* OBJECTIVE *
Find each line with the string "document" and report it.
====== LISTED ENTRIES
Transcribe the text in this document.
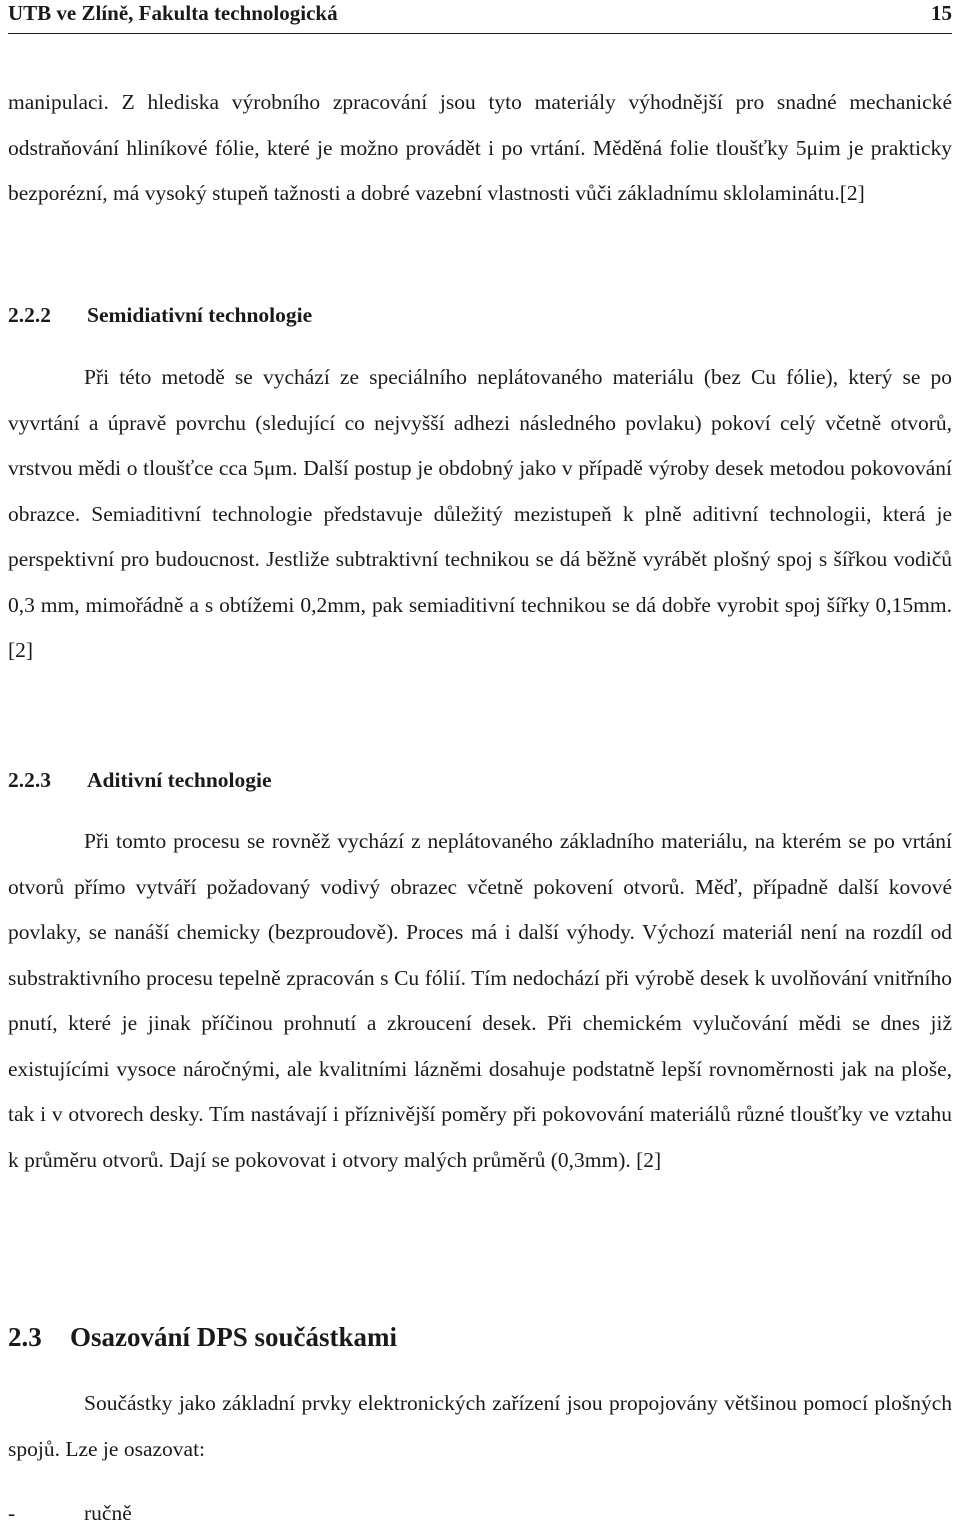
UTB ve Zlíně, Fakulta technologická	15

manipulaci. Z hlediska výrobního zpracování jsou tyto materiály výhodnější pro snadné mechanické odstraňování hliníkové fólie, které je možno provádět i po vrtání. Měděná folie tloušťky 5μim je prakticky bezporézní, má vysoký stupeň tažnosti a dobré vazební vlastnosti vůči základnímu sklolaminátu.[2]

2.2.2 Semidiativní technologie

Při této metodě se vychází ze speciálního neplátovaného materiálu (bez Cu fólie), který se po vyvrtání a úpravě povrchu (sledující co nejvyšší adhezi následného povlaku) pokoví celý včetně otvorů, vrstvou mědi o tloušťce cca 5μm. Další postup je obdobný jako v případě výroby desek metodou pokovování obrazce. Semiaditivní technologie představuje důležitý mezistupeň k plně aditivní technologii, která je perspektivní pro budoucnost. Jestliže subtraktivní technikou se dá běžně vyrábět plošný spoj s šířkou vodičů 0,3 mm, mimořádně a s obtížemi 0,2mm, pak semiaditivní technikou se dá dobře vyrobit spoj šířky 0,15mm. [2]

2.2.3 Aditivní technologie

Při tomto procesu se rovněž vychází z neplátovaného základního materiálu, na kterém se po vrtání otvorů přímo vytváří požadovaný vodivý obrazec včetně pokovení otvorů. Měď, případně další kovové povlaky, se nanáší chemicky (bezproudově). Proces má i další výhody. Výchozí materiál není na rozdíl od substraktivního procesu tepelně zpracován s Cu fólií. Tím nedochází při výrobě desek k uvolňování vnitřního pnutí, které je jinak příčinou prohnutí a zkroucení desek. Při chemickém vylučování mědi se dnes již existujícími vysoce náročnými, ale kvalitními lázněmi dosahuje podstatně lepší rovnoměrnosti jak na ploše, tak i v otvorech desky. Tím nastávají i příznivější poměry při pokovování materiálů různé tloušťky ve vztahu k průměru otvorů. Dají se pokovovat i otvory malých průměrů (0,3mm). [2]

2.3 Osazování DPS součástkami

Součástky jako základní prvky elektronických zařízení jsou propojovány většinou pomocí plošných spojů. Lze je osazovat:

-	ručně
============
====== LISTED ENTRIES
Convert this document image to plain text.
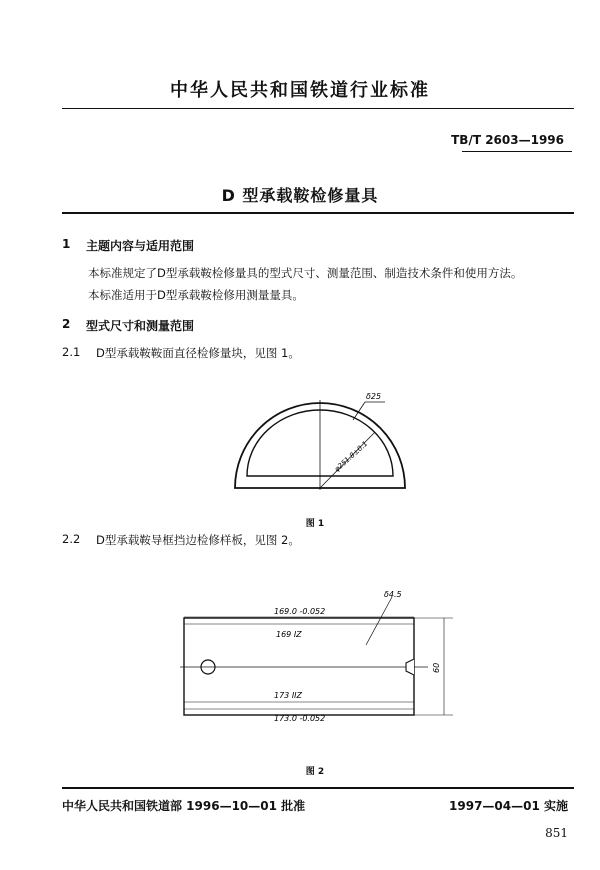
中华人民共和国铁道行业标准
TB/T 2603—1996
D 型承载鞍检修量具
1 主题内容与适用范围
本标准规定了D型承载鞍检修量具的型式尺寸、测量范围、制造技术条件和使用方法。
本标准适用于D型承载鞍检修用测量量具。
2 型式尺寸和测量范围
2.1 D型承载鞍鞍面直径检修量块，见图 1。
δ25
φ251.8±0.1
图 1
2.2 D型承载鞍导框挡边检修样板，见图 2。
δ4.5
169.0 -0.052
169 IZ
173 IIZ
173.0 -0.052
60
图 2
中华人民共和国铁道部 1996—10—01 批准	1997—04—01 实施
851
============
* THE SOLUTION *
Transcribe the text in this document.
Convert this document image to plain text.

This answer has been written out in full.